____ SOURCE RECORDS

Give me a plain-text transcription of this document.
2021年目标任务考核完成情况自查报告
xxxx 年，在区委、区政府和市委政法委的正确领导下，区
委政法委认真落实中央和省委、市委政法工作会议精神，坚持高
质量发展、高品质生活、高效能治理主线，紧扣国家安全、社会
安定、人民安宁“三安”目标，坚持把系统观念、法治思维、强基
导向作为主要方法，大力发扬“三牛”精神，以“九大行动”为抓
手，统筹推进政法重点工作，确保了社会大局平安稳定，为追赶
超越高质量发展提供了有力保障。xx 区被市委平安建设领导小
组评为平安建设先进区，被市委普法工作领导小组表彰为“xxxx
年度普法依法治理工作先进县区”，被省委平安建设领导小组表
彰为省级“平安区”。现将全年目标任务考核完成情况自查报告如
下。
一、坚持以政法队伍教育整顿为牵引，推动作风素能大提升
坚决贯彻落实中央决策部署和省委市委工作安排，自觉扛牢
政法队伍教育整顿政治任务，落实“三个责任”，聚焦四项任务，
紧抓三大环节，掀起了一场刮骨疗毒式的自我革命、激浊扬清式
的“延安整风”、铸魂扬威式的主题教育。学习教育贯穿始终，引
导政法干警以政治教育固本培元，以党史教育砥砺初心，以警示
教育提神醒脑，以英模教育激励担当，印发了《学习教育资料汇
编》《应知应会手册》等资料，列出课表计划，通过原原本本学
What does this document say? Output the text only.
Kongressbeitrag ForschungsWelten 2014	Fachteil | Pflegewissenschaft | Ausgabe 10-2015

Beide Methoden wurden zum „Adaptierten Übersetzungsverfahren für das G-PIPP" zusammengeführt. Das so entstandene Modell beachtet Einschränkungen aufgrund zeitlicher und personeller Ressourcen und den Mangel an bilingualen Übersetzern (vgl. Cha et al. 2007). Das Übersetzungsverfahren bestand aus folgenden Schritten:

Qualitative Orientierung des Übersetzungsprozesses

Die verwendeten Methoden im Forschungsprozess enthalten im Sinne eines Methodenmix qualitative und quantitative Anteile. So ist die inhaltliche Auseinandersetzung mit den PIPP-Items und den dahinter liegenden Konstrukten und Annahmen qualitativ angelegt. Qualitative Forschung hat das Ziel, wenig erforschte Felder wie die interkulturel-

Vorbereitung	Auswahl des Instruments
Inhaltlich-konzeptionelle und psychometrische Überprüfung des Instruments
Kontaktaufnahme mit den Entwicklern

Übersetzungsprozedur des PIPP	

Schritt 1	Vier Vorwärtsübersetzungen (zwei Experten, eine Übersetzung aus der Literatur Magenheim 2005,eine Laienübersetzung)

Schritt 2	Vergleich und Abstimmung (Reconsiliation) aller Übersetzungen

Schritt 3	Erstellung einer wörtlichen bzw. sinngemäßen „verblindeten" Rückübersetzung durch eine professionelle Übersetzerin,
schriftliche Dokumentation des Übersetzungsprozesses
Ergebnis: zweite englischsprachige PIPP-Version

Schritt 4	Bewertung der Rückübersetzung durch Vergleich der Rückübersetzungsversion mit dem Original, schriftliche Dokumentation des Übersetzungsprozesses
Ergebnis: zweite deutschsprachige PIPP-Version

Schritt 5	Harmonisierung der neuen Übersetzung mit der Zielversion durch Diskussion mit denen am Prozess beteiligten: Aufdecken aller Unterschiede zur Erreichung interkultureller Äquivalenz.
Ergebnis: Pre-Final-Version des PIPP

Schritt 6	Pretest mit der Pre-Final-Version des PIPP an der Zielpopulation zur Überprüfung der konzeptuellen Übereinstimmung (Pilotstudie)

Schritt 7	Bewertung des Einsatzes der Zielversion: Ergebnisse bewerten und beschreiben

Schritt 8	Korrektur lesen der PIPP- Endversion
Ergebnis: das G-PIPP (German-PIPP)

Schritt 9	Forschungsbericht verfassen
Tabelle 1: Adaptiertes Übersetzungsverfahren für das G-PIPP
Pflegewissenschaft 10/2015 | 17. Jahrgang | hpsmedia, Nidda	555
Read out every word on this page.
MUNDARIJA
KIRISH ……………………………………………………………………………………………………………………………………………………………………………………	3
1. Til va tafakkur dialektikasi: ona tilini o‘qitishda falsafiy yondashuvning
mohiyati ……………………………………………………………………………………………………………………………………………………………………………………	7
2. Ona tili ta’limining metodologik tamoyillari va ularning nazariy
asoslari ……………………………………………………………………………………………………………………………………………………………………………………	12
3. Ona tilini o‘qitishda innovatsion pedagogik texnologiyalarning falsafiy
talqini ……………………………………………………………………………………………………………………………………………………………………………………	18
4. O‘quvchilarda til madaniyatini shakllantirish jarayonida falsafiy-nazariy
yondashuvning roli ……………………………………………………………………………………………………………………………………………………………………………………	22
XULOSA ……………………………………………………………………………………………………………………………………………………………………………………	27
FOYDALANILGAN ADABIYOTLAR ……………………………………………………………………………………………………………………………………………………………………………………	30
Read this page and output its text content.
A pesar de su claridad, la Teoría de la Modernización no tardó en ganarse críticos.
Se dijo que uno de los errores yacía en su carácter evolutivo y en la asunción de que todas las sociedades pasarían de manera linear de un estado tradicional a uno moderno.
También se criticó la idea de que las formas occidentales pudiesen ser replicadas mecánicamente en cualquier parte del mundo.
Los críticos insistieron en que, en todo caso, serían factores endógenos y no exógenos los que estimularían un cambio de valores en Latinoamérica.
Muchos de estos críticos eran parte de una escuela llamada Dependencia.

________

### STATED TASK
Output the listing above exactly as it appears.

### WORKED SOLUTION
Give me a plain-text transcription of this document.
2021年目标任务考核完成情况自查报告
xxxx 年，在区委、区政府和市委政法委的正确领导下，区
委政法委认真落实中央和省委、市委政法工作会议精神，坚持高
质量发展、高品质生活、高效能治理主线，紧扣国家安全、社会
安定、人民安宁“三安”目标，坚持把系统观念、法治思维、强基
导向作为主要方法，大力发扬“三牛”精神，以“九大行动”为抓
手，统筹推进政法重点工作，确保了社会大局平安稳定，为追赶
超越高质量发展提供了有力保障。xx 区被市委平安建设领导小
组评为平安建设先进区，被市委普法工作领导小组表彰为“xxxx
年度普法依法治理工作先进县区”，被省委平安建设领导小组表
彰为省级“平安区”。现将全年目标任务考核完成情况自查报告如
下。
一、坚持以政法队伍教育整顿为牵引，推动作风素能大提升
坚决贯彻落实中央决策部署和省委市委工作安排，自觉扛牢
政法队伍教育整顿政治任务，落实“三个责任”，聚焦四项任务，
紧抓三大环节，掀起了一场刮骨疗毒式的自我革命、激浊扬清式
的“延安整风”、铸魂扬威式的主题教育。学习教育贯穿始终，引
导政法干警以政治教育固本培元，以党史教育砥砺初心，以警示
教育提神醒脑，以英模教育激励担当，印发了《学习教育资料汇
编》《应知应会手册》等资料，列出课表计划，通过原原本本学
What does this document say? Output the text only.
Kongressbeitrag ForschungsWelten 2014	Fachteil | Pflegewissenschaft | Ausgabe 10-2015

Beide Methoden wurden zum „Adaptierten Übersetzungsverfahren für das G-PIPP" zusammengeführt. Das so entstandene Modell beachtet Einschränkungen aufgrund zeitlicher und personeller Ressourcen und den Mangel an bilingualen Übersetzern (vgl. Cha et al. 2007). Das Übersetzungsverfahren bestand aus folgenden Schritten:

Qualitative Orientierung des Übersetzungsprozesses

Die verwendeten Methoden im Forschungsprozess enthalten im Sinne eines Methodenmix qualitative und quantitative Anteile. So ist die inhaltliche Auseinandersetzung mit den PIPP-Items und den dahinter liegenden Konstrukten und Annahmen qualitativ angelegt. Qualitative Forschung hat das Ziel, wenig erforschte Felder wie die interkulturel-

Vorbereitung	Auswahl des Instruments
Inhaltlich-konzeptionelle und psychometrische Überprüfung des Instruments
Kontaktaufnahme mit den Entwicklern

Übersetzungsprozedur des PIPP	

Schritt 1	Vier Vorwärtsübersetzungen (zwei Experten, eine Übersetzung aus der Literatur Magenheim 2005,eine Laienübersetzung)

Schritt 2	Vergleich und Abstimmung (Reconsiliation) aller Übersetzungen

Schritt 3	Erstellung einer wörtlichen bzw. sinngemäßen „verblindeten" Rückübersetzung durch eine professionelle Übersetzerin,
schriftliche Dokumentation des Übersetzungsprozesses
Ergebnis: zweite englischsprachige PIPP-Version

Schritt 4	Bewertung der Rückübersetzung durch Vergleich der Rückübersetzungsversion mit dem Original, schriftliche Dokumentation des Übersetzungsprozesses
Ergebnis: zweite deutschsprachige PIPP-Version

Schritt 5	Harmonisierung der neuen Übersetzung mit der Zielversion durch Diskussion mit denen am Prozess beteiligten: Aufdecken aller Unterschiede zur Erreichung interkultureller Äquivalenz.
Ergebnis: Pre-Final-Version des PIPP

Schritt 6	Pretest mit der Pre-Final-Version des PIPP an der Zielpopulation zur Überprüfung der konzeptuellen Übereinstimmung (Pilotstudie)

Schritt 7	Bewertung des Einsatzes der Zielversion: Ergebnisse bewerten und beschreiben

Schritt 8	Korrektur lesen der PIPP- Endversion
Ergebnis: das G-PIPP (German-PIPP)

Schritt 9	Forschungsbericht verfassen
Tabelle 1: Adaptiertes Übersetzungsverfahren für das G-PIPP
Pflegewissenschaft 10/2015 | 17. Jahrgang | hpsmedia, Nidda	555
Read out every word on this page.
MUNDARIJA
KIRISH ……………………………………………………………………………………………………………………………………………………………………………………	3
1. Til va tafakkur dialektikasi: ona tilini o‘qitishda falsafiy yondashuvning
mohiyati ……………………………………………………………………………………………………………………………………………………………………………………	7
2. Ona tili ta’limining metodologik tamoyillari va ularning nazariy
asoslari ……………………………………………………………………………………………………………………………………………………………………………………	12
3. Ona tilini o‘qitishda innovatsion pedagogik texnologiyalarning falsafiy
talqini ……………………………………………………………………………………………………………………………………………………………………………………	18
4. O‘quvchilarda til madaniyatini shakllantirish jarayonida falsafiy-nazariy
yondashuvning roli ……………………………………………………………………………………………………………………………………………………………………………………	22
XULOSA ……………………………………………………………………………………………………………………………………………………………………………………	27
FOYDALANILGAN ADABIYOTLAR ……………………………………………………………………………………………………………………………………………………………………………………	30
Read this page and output its text content.
A pesar de su claridad, la Teoría de la Modernización no tardó en ganarse críticos.
Se dijo que uno de los errores yacía en su carácter evolutivo y en la asunción de que todas las sociedades pasarían de manera linear de un estado tradicional a uno moderno.
También se criticó la idea de que las formas occidentales pudiesen ser replicadas mecánicamente en cualquier parte del mundo.
Los críticos insistieron en que, en todo caso, serían factores endógenos y no exógenos los que estimularían un cambio de valores en Latinoamérica.
Muchos de estos críticos eran parte de una escuela llamada Dependencia.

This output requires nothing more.